Provided data:
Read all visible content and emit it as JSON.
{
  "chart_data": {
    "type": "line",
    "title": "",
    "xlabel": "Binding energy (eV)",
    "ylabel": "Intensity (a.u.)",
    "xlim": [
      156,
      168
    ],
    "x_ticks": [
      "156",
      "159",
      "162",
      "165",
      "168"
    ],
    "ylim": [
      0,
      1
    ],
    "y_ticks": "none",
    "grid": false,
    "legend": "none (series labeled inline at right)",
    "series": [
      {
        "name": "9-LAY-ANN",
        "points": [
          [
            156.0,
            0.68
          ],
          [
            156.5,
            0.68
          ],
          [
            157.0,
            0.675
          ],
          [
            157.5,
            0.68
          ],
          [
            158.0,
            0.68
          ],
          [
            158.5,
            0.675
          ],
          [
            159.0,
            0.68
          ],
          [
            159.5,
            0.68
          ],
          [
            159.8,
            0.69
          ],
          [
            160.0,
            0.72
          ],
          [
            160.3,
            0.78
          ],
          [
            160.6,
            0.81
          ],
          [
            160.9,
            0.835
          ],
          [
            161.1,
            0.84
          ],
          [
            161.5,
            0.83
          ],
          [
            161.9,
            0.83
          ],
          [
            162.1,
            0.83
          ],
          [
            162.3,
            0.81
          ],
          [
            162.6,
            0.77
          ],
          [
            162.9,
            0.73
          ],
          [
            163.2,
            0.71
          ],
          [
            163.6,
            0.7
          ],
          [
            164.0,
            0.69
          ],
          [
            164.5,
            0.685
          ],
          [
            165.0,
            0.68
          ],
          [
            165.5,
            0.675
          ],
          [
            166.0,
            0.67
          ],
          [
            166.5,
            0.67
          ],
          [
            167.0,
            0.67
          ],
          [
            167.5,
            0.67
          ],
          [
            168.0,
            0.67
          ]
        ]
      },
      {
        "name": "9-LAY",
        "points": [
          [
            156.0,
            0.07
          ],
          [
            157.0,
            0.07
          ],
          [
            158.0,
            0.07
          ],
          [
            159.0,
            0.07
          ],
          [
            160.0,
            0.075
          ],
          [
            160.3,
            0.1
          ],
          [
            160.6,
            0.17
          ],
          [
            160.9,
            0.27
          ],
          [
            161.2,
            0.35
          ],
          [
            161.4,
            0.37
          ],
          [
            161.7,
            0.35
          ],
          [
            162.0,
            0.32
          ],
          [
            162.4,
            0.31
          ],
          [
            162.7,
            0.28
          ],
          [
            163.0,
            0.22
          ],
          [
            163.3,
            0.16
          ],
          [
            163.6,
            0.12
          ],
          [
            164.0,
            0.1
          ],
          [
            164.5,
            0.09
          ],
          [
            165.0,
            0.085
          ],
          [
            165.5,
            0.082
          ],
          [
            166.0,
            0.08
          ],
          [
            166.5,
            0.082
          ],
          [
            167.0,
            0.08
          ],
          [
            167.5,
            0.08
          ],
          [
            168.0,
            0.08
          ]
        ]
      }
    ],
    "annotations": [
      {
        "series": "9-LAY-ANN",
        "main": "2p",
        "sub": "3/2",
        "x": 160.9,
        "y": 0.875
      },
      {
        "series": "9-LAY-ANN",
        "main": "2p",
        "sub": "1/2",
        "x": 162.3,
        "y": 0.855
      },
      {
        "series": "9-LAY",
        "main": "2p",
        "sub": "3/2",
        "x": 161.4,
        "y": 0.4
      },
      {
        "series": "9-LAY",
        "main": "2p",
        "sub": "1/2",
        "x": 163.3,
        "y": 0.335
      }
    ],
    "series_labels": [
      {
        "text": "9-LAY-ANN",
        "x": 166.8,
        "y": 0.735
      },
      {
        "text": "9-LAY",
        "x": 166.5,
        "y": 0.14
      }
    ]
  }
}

Job: Output the whole listing above again, word for word.

Result for this exercise:
Read all visible content and emit it as JSON.
{
  "chart_data": {
    "type": "line",
    "title": "",
    "xlabel": "Binding energy (eV)",
    "ylabel": "Intensity (a.u.)",
    "xlim": [
      156,
      168
    ],
    "x_ticks": [
      "156",
      "159",
      "162",
      "165",
      "168"
    ],
    "ylim": [
      0,
      1
    ],
    "y_ticks": "none",
    "grid": false,
    "legend": "none (series labeled inline at right)",
    "series": [
      {
        "name": "9-LAY-ANN",
        "points": [
          [
            156.0,
            0.68
          ],
          [
            156.5,
            0.68
          ],
          [
            157.0,
            0.675
          ],
          [
            157.5,
            0.68
          ],
          [
            158.0,
            0.68
          ],
          [
            158.5,
            0.675
          ],
          [
            159.0,
            0.68
          ],
          [
            159.5,
            0.68
          ],
          [
            159.8,
            0.69
          ],
          [
            160.0,
            0.72
          ],
          [
            160.3,
            0.78
          ],
          [
            160.6,
            0.81
          ],
          [
            160.9,
            0.835
          ],
          [
            161.1,
            0.84
          ],
          [
            161.5,
            0.83
          ],
          [
            161.9,
            0.83
          ],
          [
            162.1,
            0.83
          ],
          [
            162.3,
            0.81
          ],
          [
            162.6,
            0.77
          ],
          [
            162.9,
            0.73
          ],
          [
            163.2,
            0.71
          ],
          [
            163.6,
            0.7
          ],
          [
            164.0,
            0.69
          ],
          [
            164.5,
            0.685
          ],
          [
            165.0,
            0.68
          ],
          [
            165.5,
            0.675
          ],
          [
            166.0,
            0.67
          ],
          [
            166.5,
            0.67
          ],
          [
            167.0,
            0.67
          ],
          [
            167.5,
            0.67
          ],
          [
            168.0,
            0.67
          ]
        ]
      },
      {
        "name": "9-LAY",
        "points": [
          [
            156.0,
            0.07
          ],
          [
            157.0,
            0.07
          ],
          [
            158.0,
            0.07
          ],
          [
            159.0,
            0.07
          ],
          [
            160.0,
            0.075
          ],
          [
            160.3,
            0.1
          ],
          [
            160.6,
            0.17
          ],
          [
            160.9,
            0.27
          ],
          [
            161.2,
            0.35
          ],
          [
            161.4,
            0.37
          ],
          [
            161.7,
            0.35
          ],
          [
            162.0,
            0.32
          ],
          [
            162.4,
            0.31
          ],
          [
            162.7,
            0.28
          ],
          [
            163.0,
            0.22
          ],
          [
            163.3,
            0.16
          ],
          [
            163.6,
            0.12
          ],
          [
            164.0,
            0.1
          ],
          [
            164.5,
            0.09
          ],
          [
            165.0,
            0.085
          ],
          [
            165.5,
            0.082
          ],
          [
            166.0,
            0.08
          ],
          [
            166.5,
            0.082
          ],
          [
            167.0,
            0.08
          ],
          [
            167.5,
            0.08
          ],
          [
            168.0,
            0.08
          ]
        ]
      }
    ],
    "annotations": [
      {
        "series": "9-LAY-ANN",
        "main": "2p",
        "sub": "3/2",
        "x": 160.9,
        "y": 0.875
      },
      {
        "series": "9-LAY-ANN",
        "main": "2p",
        "sub": "1/2",
        "x": 162.3,
        "y": 0.855
      },
      {
        "series": "9-LAY",
        "main": "2p",
        "sub": "3/2",
        "x": 161.4,
        "y": 0.4
      },
      {
        "series": "9-LAY",
        "main": "2p",
        "sub": "1/2",
        "x": 163.3,
        "y": 0.335
      }
    ],
    "series_labels": [
      {
        "text": "9-LAY-ANN",
        "x": 166.8,
        "y": 0.735
      },
      {
        "text": "9-LAY",
        "x": 166.5,
        "y": 0.14
      }
    ]
  }
}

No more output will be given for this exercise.